TASK REQUIREMENTS:
Everything in the listing except the pictures should be written out exactly.

RECORDS FOR THIS EXERCISE:

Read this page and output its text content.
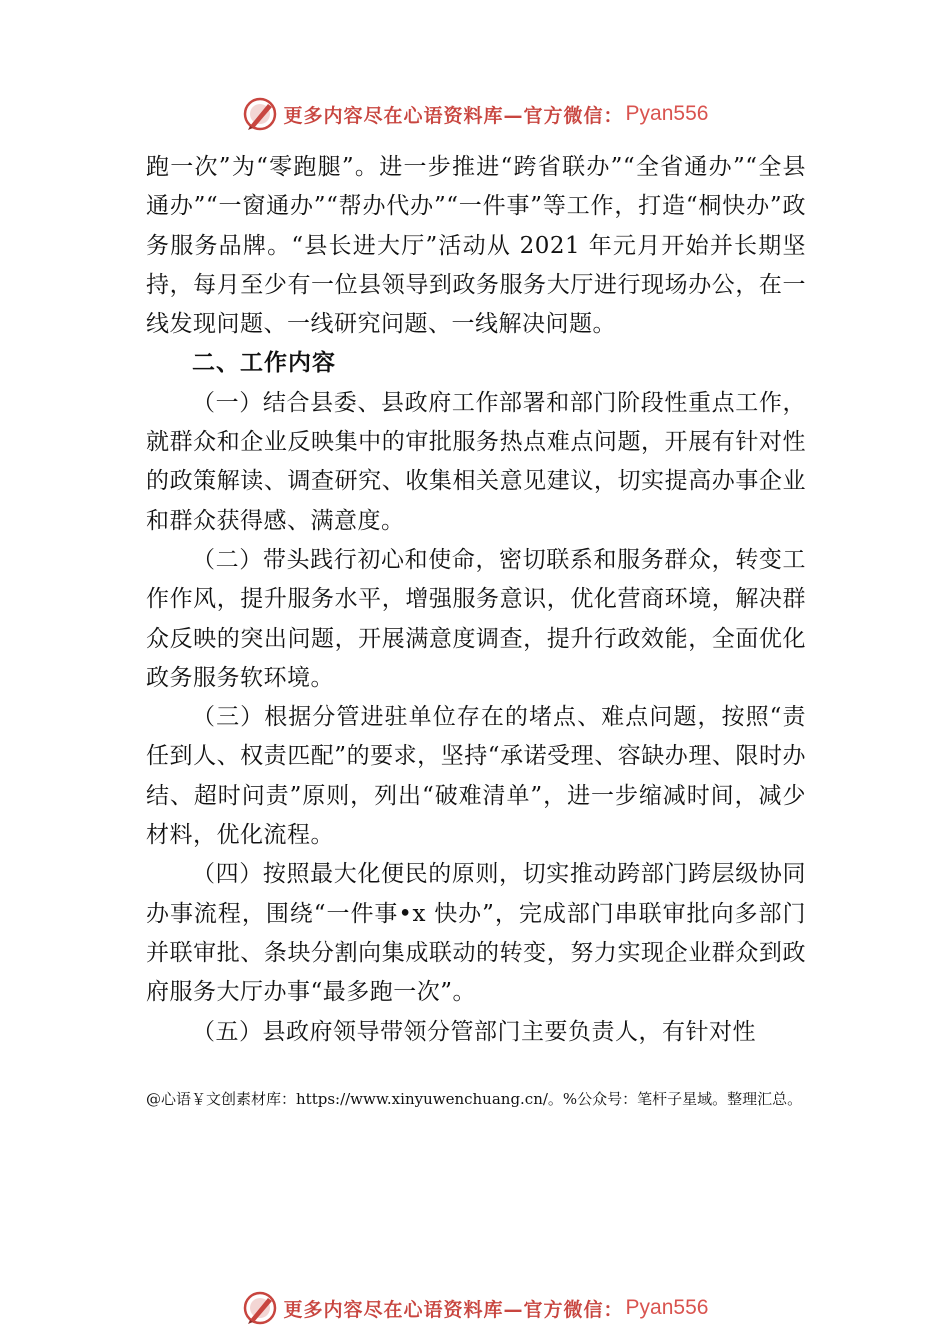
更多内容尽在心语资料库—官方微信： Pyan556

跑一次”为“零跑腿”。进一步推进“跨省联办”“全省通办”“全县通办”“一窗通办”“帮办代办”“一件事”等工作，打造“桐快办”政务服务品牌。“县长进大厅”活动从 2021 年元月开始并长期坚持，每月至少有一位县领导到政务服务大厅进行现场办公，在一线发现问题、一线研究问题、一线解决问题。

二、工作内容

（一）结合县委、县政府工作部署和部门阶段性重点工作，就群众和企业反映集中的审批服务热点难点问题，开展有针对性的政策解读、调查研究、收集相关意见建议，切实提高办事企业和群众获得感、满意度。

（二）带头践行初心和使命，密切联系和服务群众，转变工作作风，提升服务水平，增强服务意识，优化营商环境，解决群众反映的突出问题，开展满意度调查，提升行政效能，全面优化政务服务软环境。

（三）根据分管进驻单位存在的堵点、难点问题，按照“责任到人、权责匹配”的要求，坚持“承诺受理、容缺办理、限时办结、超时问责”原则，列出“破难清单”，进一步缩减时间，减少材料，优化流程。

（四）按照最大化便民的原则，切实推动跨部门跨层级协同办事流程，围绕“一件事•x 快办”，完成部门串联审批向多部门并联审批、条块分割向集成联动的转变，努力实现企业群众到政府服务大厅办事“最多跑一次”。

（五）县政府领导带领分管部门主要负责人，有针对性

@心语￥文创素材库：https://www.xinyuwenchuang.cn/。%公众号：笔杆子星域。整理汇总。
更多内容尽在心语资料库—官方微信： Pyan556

CORRECT RESPONSE:
Read this page and output its text content.
更多内容尽在心语资料库—官方微信： Pyan556

跑一次”为“零跑腿”。进一步推进“跨省联办”“全省通办”“全县通办”“一窗通办”“帮办代办”“一件事”等工作，打造“桐快办”政务服务品牌。“县长进大厅”活动从 2021 年元月开始并长期坚持，每月至少有一位县领导到政务服务大厅进行现场办公，在一线发现问题、一线研究问题、一线解决问题。

二、工作内容

（一）结合县委、县政府工作部署和部门阶段性重点工作，就群众和企业反映集中的审批服务热点难点问题，开展有针对性的政策解读、调查研究、收集相关意见建议，切实提高办事企业和群众获得感、满意度。

（二）带头践行初心和使命，密切联系和服务群众，转变工作作风，提升服务水平，增强服务意识，优化营商环境，解决群众反映的突出问题，开展满意度调查，提升行政效能，全面优化政务服务软环境。

（三）根据分管进驻单位存在的堵点、难点问题，按照“责任到人、权责匹配”的要求，坚持“承诺受理、容缺办理、限时办结、超时问责”原则，列出“破难清单”，进一步缩减时间，减少材料，优化流程。

（四）按照最大化便民的原则，切实推动跨部门跨层级协同办事流程，围绕“一件事•x 快办”，完成部门串联审批向多部门并联审批、条块分割向集成联动的转变，努力实现企业群众到政府服务大厅办事“最多跑一次”。

（五）县政府领导带领分管部门主要负责人，有针对性

@心语￥文创素材库：https://www.xinyuwenchuang.cn/。%公众号：笔杆子星域。整理汇总。
更多内容尽在心语资料库—官方微信： Pyan556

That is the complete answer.